What to do: Copy every line of the records below word for word, omitting the pictures.

Records to use:
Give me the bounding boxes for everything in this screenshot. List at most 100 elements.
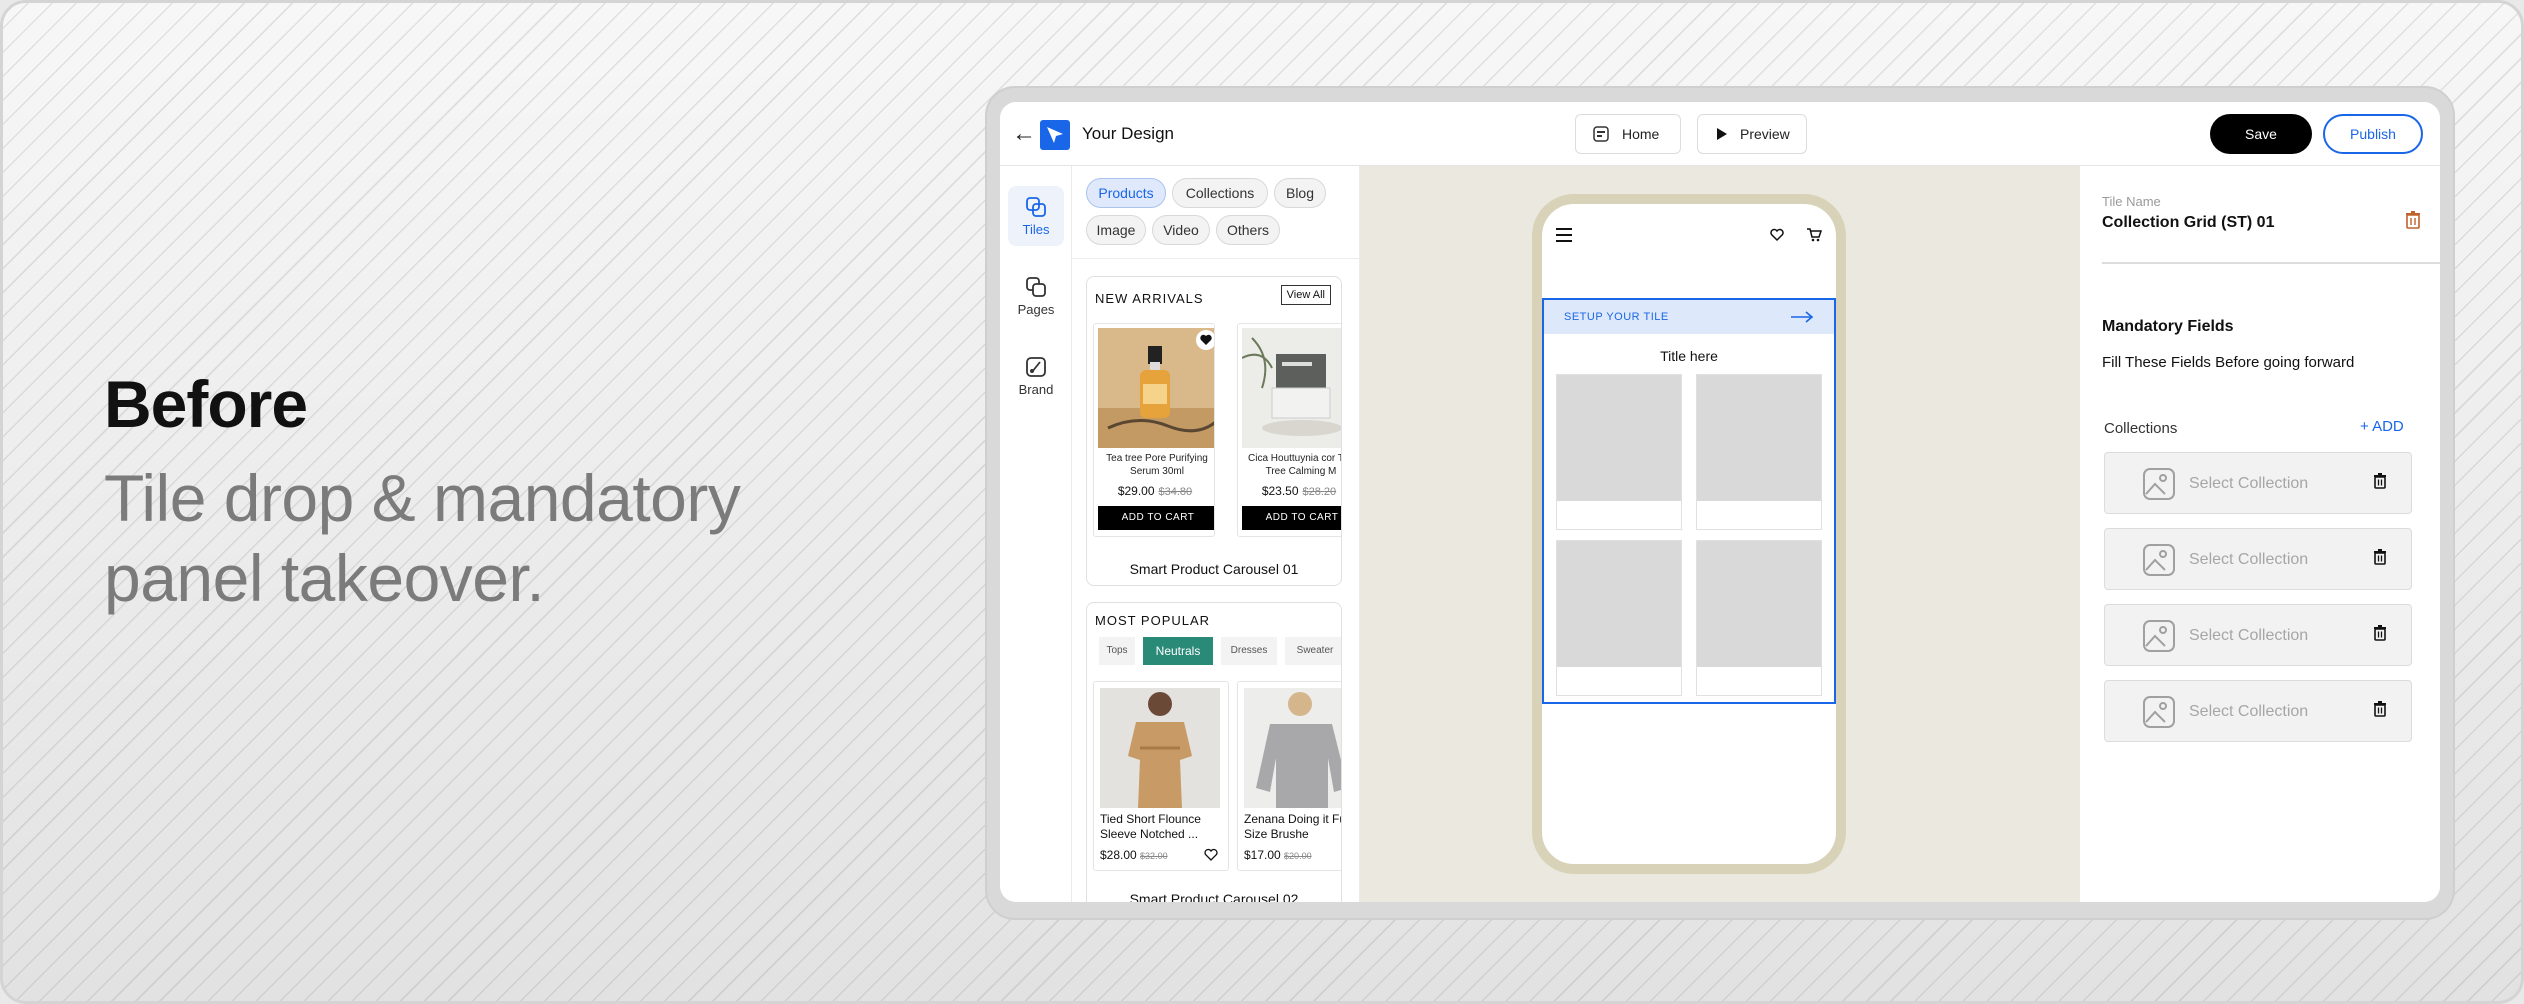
select-collection-text: Select Collection <box>2189 551 2309 568</box>
chip-others[interactable]: Others <box>1216 215 1280 245</box>
image-placeholder-icon <box>2143 620 2175 652</box>
delete-tile-icon[interactable] <box>2405 211 2421 229</box>
mandatory-fields-description: Fill These Fields Before going forward <box>2102 354 2355 371</box>
trash-icon[interactable] <box>2373 473 2387 489</box>
home-page-icon <box>1593 126 1609 142</box>
product-price: $17.00 $20.00 <box>1244 848 1312 862</box>
rail-label-brand: Brand <box>1018 382 1054 397</box>
rail-item-pages[interactable]: Pages <box>1008 266 1064 326</box>
product-name: Tea tree Pore Purifying Serum 30ml <box>1106 453 1208 477</box>
rail-label-tiles: Tiles <box>1022 222 1050 237</box>
grid-cell <box>1696 374 1822 530</box>
product-price: $23.50 $28.20 <box>1261 484 1337 498</box>
grid-cell <box>1556 374 1682 530</box>
collections-label: Collections <box>2104 420 2178 437</box>
trash-icon[interactable] <box>2373 549 2387 565</box>
dropped-tile-collection-grid[interactable]: SETUP YOUR TILE Title here <box>1542 298 1836 704</box>
skincare-jar-image <box>1242 328 1341 448</box>
section-heading: NEW ARRIVALS <box>1095 291 1204 306</box>
filter-tab-sweater[interactable]: Sweater <box>1285 637 1341 665</box>
preview-button[interactable]: Preview <box>1697 114 1807 154</box>
heart-icon[interactable] <box>1770 228 1784 242</box>
phone-preview: SETUP YOUR TILE Title here <box>1532 194 1846 874</box>
hero-title: Before <box>104 367 308 441</box>
rail-item-brand[interactable]: Brand <box>1008 346 1064 406</box>
select-collection-text: Select Collection <box>2189 627 2309 644</box>
grid-cell <box>1556 540 1682 696</box>
image-placeholder-icon <box>2143 468 2175 500</box>
tile-caption: Smart Product Carousel 02 <box>1129 891 1299 902</box>
tile-settings-panel: Tile Name Collection Grid (ST) 01 Mandat… <box>2080 166 2440 902</box>
tile-name-value[interactable]: Collection Grid (ST) 01 <box>2102 214 2274 232</box>
tiles-icon <box>1026 197 1046 217</box>
home-button[interactable]: Home <box>1575 114 1681 154</box>
rail-item-tiles[interactable]: Tiles <box>1008 186 1064 246</box>
flounce-dress-image <box>1100 688 1220 808</box>
save-button[interactable]: Save <box>2210 114 2312 154</box>
arrow-right-icon <box>1791 311 1814 323</box>
product-name: Zenana Doing it Full Size Brushe <box>1244 812 1342 841</box>
add-to-cart-button[interactable]: ADD TO CART <box>1098 506 1214 530</box>
chip-image[interactable]: Image <box>1086 215 1146 245</box>
select-collection-field[interactable]: Select Collection <box>2104 452 2412 514</box>
trash-icon[interactable] <box>2373 625 2387 641</box>
product-name: Tied Short Flounce Sleeve Notched ... <box>1100 812 1201 841</box>
home-label: Home <box>1622 126 1660 142</box>
left-rail: Tiles Pages Brand <box>1000 166 1072 902</box>
add-collection-button[interactable]: + ADD <box>2360 418 2404 435</box>
top-bar: ← Your Design Home Preview Save Publish <box>1000 102 2440 166</box>
design-title: Your Design <box>1082 124 1174 143</box>
select-collection-field[interactable]: Select Collection <box>2104 680 2412 742</box>
hero-subtitle: Tile drop & mandatory panel takeover. <box>104 461 741 615</box>
tiles-panel: Products Collections Blog Image Video Ot… <box>1072 166 1360 902</box>
chip-video[interactable]: Video <box>1152 215 1210 245</box>
divider <box>2102 262 2440 264</box>
select-collection-text: Select Collection <box>2189 703 2309 720</box>
publish-button[interactable]: Publish <box>2323 114 2423 154</box>
tile-caption: Smart Product Carousel 01 <box>1129 561 1299 577</box>
setup-tile-bar[interactable]: SETUP YOUR TILE <box>1544 300 1834 334</box>
filter-tab-dresses[interactable]: Dresses <box>1221 637 1277 665</box>
setup-tile-label: SETUP YOUR TILE <box>1564 311 1669 323</box>
add-to-cart-button[interactable]: ADD TO CART <box>1242 506 1341 530</box>
play-icon <box>1717 128 1727 140</box>
chip-products[interactable]: Products <box>1086 178 1166 208</box>
filter-tab-neutrals[interactable]: Neutrals <box>1143 637 1213 665</box>
mandatory-fields-title: Mandatory Fields <box>2102 318 2234 335</box>
cart-icon[interactable] <box>1806 228 1822 242</box>
preview-label: Preview <box>1740 126 1790 142</box>
grid-title: Title here <box>1660 348 1718 364</box>
product-card: Tied Short Flounce Sleeve Notched ... $2… <box>1093 681 1229 871</box>
product-price: $28.00 $32.00 <box>1100 848 1168 862</box>
design-canvas: SETUP YOUR TILE Title here <box>1360 166 2080 902</box>
section-heading: MOST POPULAR <box>1095 613 1211 628</box>
tile-card-smart-product-carousel-01[interactable]: NEW ARRIVALS View All Tea tree Pore Puri… <box>1086 276 1342 586</box>
tile-card-smart-product-carousel-02[interactable]: MOST POPULAR Tops Neutrals Dresses Sweat… <box>1086 602 1342 902</box>
image-placeholder-icon <box>2143 544 2175 576</box>
product-card: Tea tree Pore Purifying Serum 30ml $29.0… <box>1093 323 1215 537</box>
view-all-button[interactable]: View All <box>1280 285 1331 305</box>
serum-bottle-image <box>1098 328 1214 448</box>
chip-collections[interactable]: Collections <box>1172 178 1268 208</box>
panel-divider <box>1072 258 1359 259</box>
filter-tab-tops[interactable]: Tops <box>1099 637 1135 665</box>
app-window: ← Your Design Home Preview Save Publish … <box>1000 102 2440 902</box>
grid-cell <box>1696 540 1822 696</box>
rail-label-pages: Pages <box>1017 302 1055 317</box>
grey-sweater-image <box>1244 688 1341 808</box>
trash-icon[interactable] <box>2373 701 2387 717</box>
chip-blog[interactable]: Blog <box>1274 178 1326 208</box>
tile-name-label: Tile Name <box>2102 194 2161 209</box>
brand-logo <box>1040 120 1070 150</box>
back-arrow-icon[interactable]: ← <box>1012 120 1036 148</box>
product-card: Cica Houttuynia cor Tea Tree Calming M $… <box>1237 323 1341 537</box>
heart-icon[interactable] <box>1204 848 1218 862</box>
product-card: Zenana Doing it Full Size Brushe $17.00 … <box>1237 681 1342 871</box>
pages-icon <box>1026 277 1046 297</box>
hamburger-menu-icon[interactable] <box>1556 228 1572 242</box>
select-collection-field[interactable]: Select Collection <box>2104 604 2412 666</box>
phone-header <box>1542 204 1836 264</box>
select-collection-field[interactable]: Select Collection <box>2104 528 2412 590</box>
image-placeholder-icon <box>2143 696 2175 728</box>
product-price: $29.00 $34.80 <box>1117 484 1193 498</box>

Written response:
Give me the bounding boxes for everything in this screenshot. List at most 100 elements.
select-collection-text: Select Collection <box>2189 551 2309 568</box>
chip-others[interactable]: Others <box>1216 215 1280 245</box>
image-placeholder-icon <box>2143 620 2175 652</box>
delete-tile-icon[interactable] <box>2405 211 2421 229</box>
mandatory-fields-description: Fill These Fields Before going forward <box>2102 354 2355 371</box>
trash-icon[interactable] <box>2373 473 2387 489</box>
home-page-icon <box>1593 126 1609 142</box>
product-price: $17.00 $20.00 <box>1244 848 1312 862</box>
rail-label-brand: Brand <box>1018 382 1054 397</box>
rail-item-pages[interactable]: Pages <box>1008 266 1064 326</box>
product-name: Tea tree Pore Purifying Serum 30ml <box>1106 453 1208 477</box>
rail-label-tiles: Tiles <box>1022 222 1050 237</box>
grid-cell <box>1696 374 1822 530</box>
product-price: $23.50 $28.20 <box>1261 484 1337 498</box>
grid-cell <box>1556 374 1682 530</box>
collections-label: Collections <box>2104 420 2178 437</box>
trash-icon[interactable] <box>2373 549 2387 565</box>
dropped-tile-collection-grid[interactable]: SETUP YOUR TILE Title here <box>1542 298 1836 704</box>
skincare-jar-image <box>1242 328 1341 448</box>
section-heading: NEW ARRIVALS <box>1095 291 1204 306</box>
filter-tab-sweater[interactable]: Sweater <box>1285 637 1341 665</box>
preview-button[interactable]: Preview <box>1697 114 1807 154</box>
heart-icon[interactable] <box>1770 228 1784 242</box>
phone-preview: SETUP YOUR TILE Title here <box>1532 194 1846 874</box>
hero-title: Before <box>104 367 308 441</box>
rail-item-brand[interactable]: Brand <box>1008 346 1064 406</box>
select-collection-text: Select Collection <box>2189 627 2309 644</box>
grid-cell <box>1556 540 1682 696</box>
image-placeholder-icon <box>2143 468 2175 500</box>
tile-caption: Smart Product Carousel 02 <box>1129 891 1299 902</box>
tile-settings-panel: Tile Name Collection Grid (ST) 01 Mandat… <box>2080 166 2440 902</box>
tile-name-value[interactable]: Collection Grid (ST) 01 <box>2102 214 2274 232</box>
tiles-icon <box>1026 197 1046 217</box>
home-button[interactable]: Home <box>1575 114 1681 154</box>
rail-item-tiles[interactable]: Tiles <box>1008 186 1064 246</box>
flounce-dress-image <box>1100 688 1220 808</box>
save-button[interactable]: Save <box>2210 114 2312 154</box>
arrow-right-icon <box>1791 311 1814 323</box>
product-name: Zenana Doing it Full Size Brushe <box>1244 812 1342 841</box>
add-to-cart-button[interactable]: ADD TO CART <box>1098 506 1214 530</box>
chip-image[interactable]: Image <box>1086 215 1146 245</box>
select-collection-field[interactable]: Select Collection <box>2104 452 2412 514</box>
trash-icon[interactable] <box>2373 625 2387 641</box>
product-name: Tied Short Flounce Sleeve Notched ... <box>1100 812 1201 841</box>
home-label: Home <box>1622 126 1660 142</box>
left-rail: Tiles Pages Brand <box>1000 166 1072 902</box>
add-collection-button[interactable]: + ADD <box>2360 418 2404 435</box>
top-bar: ← Your Design Home Preview Save Publish <box>1000 102 2440 166</box>
design-title: Your Design <box>1082 124 1174 143</box>
select-collection-field[interactable]: Select Collection <box>2104 680 2412 742</box>
hero-subtitle: Tile drop & mandatory panel takeover. <box>104 461 741 615</box>
tiles-panel: Products Collections Blog Image Video Ot… <box>1072 166 1360 902</box>
chip-video[interactable]: Video <box>1152 215 1210 245</box>
divider <box>2102 262 2440 264</box>
select-collection-text: Select Collection <box>2189 703 2309 720</box>
publish-button[interactable]: Publish <box>2323 114 2423 154</box>
tile-caption: Smart Product Carousel 01 <box>1129 561 1299 577</box>
setup-tile-bar[interactable]: SETUP YOUR TILE <box>1544 300 1834 334</box>
filter-tab-dresses[interactable]: Dresses <box>1221 637 1277 665</box>
setup-tile-label: SETUP YOUR TILE <box>1564 311 1669 323</box>
add-to-cart-button[interactable]: ADD TO CART <box>1242 506 1341 530</box>
play-icon <box>1717 128 1727 140</box>
chip-products[interactable]: Products <box>1086 178 1166 208</box>
filter-tab-neutrals[interactable]: Neutrals <box>1143 637 1213 665</box>
mandatory-fields-title: Mandatory Fields <box>2102 318 2234 335</box>
cart-icon[interactable] <box>1806 228 1822 242</box>
preview-label: Preview <box>1740 126 1790 142</box>
grid-title: Title here <box>1660 348 1718 364</box>
product-card: Tied Short Flounce Sleeve Notched ... $2… <box>1093 681 1229 871</box>
product-price: $28.00 $32.00 <box>1100 848 1168 862</box>
design-canvas: SETUP YOUR TILE Title here <box>1360 166 2080 902</box>
section-heading: MOST POPULAR <box>1095 613 1211 628</box>
tile-card-smart-product-carousel-01[interactable]: NEW ARRIVALS View All Tea tree Pore Puri… <box>1086 276 1342 586</box>
tile-card-smart-product-carousel-02[interactable]: MOST POPULAR Tops Neutrals Dresses Sweat… <box>1086 602 1342 902</box>
image-placeholder-icon <box>2143 544 2175 576</box>
product-card: Tea tree Pore Purifying Serum 30ml $29.0… <box>1093 323 1215 537</box>
view-all-button[interactable]: View All <box>1280 285 1331 305</box>
serum-bottle-image <box>1098 328 1214 448</box>
chip-collections[interactable]: Collections <box>1172 178 1268 208</box>
panel-divider <box>1072 258 1359 259</box>
filter-tab-tops[interactable]: Tops <box>1099 637 1135 665</box>
app-window: ← Your Design Home Preview Save Publish … <box>1000 102 2440 902</box>
grid-cell <box>1696 540 1822 696</box>
rail-label-pages: Pages <box>1017 302 1055 317</box>
grey-sweater-image <box>1244 688 1341 808</box>
trash-icon[interactable] <box>2373 701 2387 717</box>
chip-blog[interactable]: Blog <box>1274 178 1326 208</box>
tile-name-label: Tile Name <box>2102 194 2161 209</box>
brand-logo <box>1040 120 1070 150</box>
back-arrow-icon[interactable]: ← <box>1012 120 1036 148</box>
product-card: Cica Houttuynia cor Tea Tree Calming M $… <box>1237 323 1341 537</box>
heart-icon[interactable] <box>1204 848 1218 862</box>
product-card: Zenana Doing it Full Size Brushe $17.00 … <box>1237 681 1342 871</box>
pages-icon <box>1026 277 1046 297</box>
hamburger-menu-icon[interactable] <box>1556 228 1572 242</box>
select-collection-field[interactable]: Select Collection <box>2104 604 2412 666</box>
phone-header <box>1542 204 1836 264</box>
select-collection-field[interactable]: Select Collection <box>2104 528 2412 590</box>
image-placeholder-icon <box>2143 696 2175 728</box>
product-price: $29.00 $34.80 <box>1117 484 1193 498</box>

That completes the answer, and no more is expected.